WORK TO COMPLETE: Filter the records below down to the lines that contain the string "puffin", and copy each of those lines. Matching is case-sensitive.

(Stored data)
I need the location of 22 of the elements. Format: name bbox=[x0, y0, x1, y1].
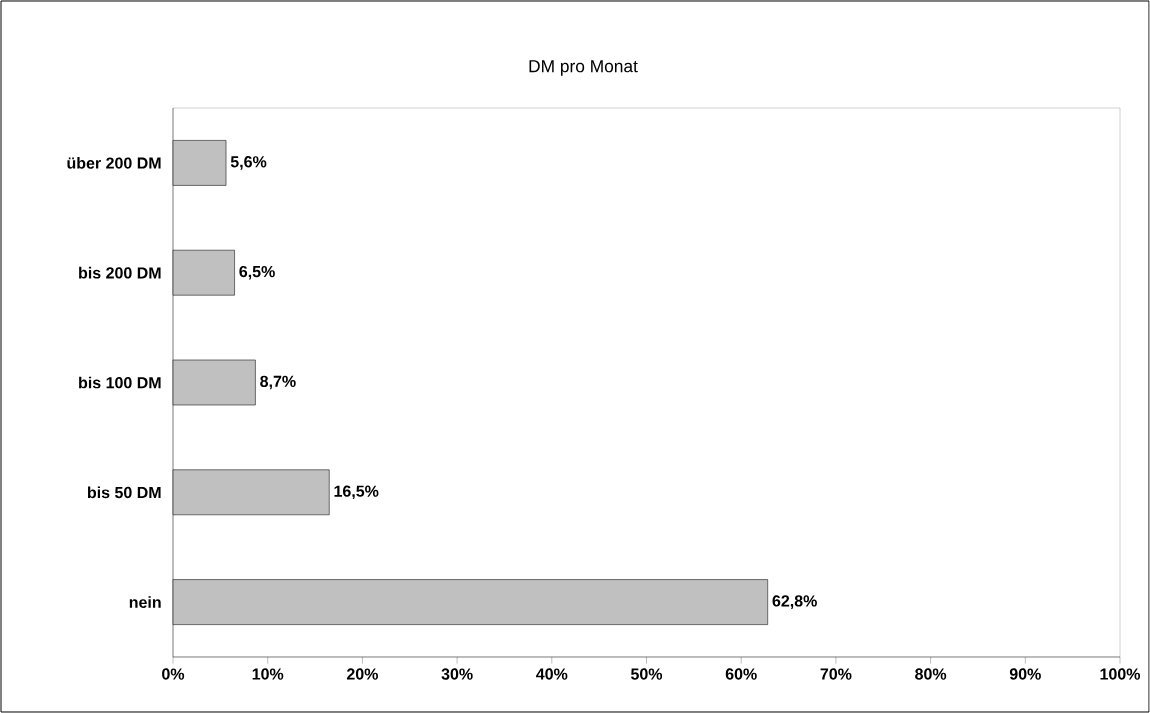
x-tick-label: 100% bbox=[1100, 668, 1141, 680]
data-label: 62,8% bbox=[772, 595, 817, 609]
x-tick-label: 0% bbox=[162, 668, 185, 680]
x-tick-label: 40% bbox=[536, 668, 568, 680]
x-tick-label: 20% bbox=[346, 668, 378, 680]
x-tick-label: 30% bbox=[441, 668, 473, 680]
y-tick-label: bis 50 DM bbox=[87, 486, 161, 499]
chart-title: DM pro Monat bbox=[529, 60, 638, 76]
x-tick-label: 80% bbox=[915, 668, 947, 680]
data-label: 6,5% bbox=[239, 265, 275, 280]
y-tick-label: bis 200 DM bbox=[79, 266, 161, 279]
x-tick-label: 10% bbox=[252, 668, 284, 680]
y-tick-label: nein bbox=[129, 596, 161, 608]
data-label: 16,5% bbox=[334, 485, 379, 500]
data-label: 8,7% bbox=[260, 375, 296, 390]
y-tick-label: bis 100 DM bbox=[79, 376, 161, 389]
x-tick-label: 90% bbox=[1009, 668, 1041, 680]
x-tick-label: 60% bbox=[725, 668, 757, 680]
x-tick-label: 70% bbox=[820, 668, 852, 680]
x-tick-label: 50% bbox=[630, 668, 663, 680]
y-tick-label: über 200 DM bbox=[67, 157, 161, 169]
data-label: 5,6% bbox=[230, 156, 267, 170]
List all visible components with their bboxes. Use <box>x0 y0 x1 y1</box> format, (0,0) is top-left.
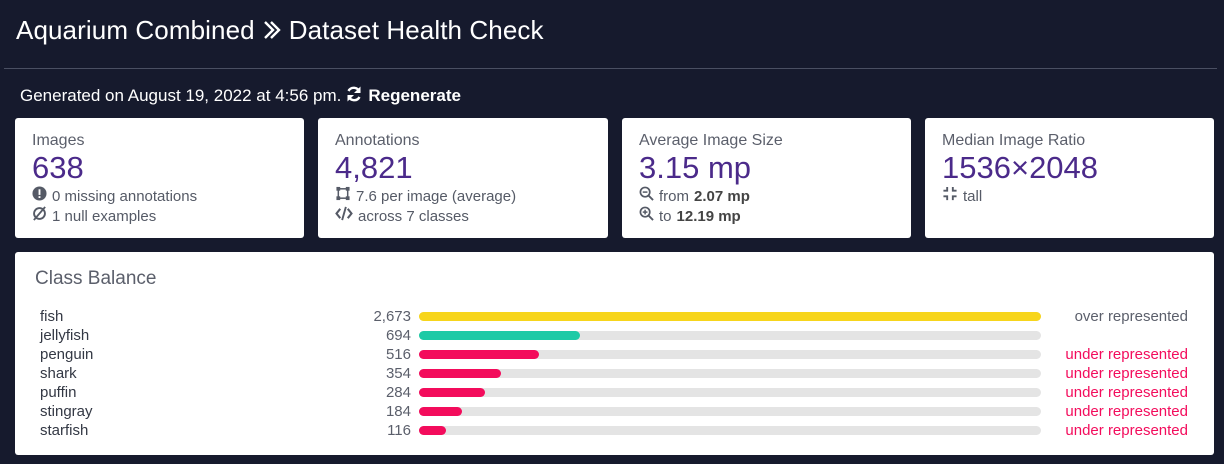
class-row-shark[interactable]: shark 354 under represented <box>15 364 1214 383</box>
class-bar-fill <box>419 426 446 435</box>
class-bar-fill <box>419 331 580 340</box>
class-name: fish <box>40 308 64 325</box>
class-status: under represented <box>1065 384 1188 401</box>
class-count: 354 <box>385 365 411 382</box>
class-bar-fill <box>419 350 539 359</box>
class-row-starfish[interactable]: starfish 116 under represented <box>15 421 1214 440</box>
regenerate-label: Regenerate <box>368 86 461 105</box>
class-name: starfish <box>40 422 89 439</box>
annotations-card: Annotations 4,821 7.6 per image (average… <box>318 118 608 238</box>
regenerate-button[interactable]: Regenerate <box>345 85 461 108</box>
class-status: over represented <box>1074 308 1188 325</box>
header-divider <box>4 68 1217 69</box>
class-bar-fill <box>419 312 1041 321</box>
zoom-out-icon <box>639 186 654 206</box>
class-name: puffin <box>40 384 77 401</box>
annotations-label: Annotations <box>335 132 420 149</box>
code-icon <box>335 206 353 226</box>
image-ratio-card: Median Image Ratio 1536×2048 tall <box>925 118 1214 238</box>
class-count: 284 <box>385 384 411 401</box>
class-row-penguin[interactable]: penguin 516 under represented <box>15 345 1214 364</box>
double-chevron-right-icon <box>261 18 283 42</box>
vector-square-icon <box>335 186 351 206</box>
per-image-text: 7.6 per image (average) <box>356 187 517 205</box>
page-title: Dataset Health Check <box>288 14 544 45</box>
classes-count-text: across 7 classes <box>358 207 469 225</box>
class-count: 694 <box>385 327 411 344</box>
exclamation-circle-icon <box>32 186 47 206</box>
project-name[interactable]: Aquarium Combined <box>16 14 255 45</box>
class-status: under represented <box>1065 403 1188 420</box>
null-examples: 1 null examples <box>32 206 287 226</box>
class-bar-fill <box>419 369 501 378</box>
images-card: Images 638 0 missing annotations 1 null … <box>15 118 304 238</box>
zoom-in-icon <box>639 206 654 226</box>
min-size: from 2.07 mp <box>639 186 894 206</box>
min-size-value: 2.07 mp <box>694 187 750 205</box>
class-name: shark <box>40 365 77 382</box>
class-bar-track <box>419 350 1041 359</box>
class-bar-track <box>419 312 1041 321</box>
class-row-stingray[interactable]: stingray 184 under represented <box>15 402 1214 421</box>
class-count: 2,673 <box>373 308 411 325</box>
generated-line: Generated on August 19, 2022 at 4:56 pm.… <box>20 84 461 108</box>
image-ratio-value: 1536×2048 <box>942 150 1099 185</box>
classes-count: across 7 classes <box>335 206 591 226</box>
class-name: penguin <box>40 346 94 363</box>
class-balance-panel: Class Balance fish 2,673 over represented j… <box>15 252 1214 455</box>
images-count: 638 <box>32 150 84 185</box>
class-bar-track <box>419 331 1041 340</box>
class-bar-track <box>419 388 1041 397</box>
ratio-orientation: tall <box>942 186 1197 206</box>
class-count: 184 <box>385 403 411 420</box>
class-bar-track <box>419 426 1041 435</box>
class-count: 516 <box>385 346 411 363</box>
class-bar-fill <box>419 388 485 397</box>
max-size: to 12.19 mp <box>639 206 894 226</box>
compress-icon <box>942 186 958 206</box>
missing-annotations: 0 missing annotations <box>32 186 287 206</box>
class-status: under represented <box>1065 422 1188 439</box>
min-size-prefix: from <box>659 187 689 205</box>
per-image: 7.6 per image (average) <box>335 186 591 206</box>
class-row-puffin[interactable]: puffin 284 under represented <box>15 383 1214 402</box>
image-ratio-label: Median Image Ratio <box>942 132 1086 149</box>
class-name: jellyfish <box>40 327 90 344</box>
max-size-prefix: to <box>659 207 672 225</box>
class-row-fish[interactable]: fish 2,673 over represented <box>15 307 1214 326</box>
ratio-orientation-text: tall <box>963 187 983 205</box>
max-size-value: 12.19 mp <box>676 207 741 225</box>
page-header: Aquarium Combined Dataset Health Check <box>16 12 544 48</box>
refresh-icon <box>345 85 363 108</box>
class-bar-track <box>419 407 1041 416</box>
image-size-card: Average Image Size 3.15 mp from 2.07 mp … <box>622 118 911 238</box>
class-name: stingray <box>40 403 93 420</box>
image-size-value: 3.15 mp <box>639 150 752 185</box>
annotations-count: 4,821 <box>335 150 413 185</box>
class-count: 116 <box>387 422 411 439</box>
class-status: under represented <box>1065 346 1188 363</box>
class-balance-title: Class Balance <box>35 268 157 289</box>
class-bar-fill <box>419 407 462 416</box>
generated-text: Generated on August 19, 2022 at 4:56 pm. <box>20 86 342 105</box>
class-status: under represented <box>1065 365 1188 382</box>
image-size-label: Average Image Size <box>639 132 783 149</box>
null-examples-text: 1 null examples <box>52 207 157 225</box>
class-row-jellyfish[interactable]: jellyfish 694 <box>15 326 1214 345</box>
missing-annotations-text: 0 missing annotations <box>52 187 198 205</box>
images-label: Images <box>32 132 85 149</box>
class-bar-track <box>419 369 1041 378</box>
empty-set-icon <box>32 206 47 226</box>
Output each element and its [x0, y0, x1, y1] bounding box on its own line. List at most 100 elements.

WRITTEN ANSWER:
class-name: puffin <box>40 384 77 401</box>
class-row-puffin[interactable]: puffin 284 under represented <box>15 383 1214 402</box>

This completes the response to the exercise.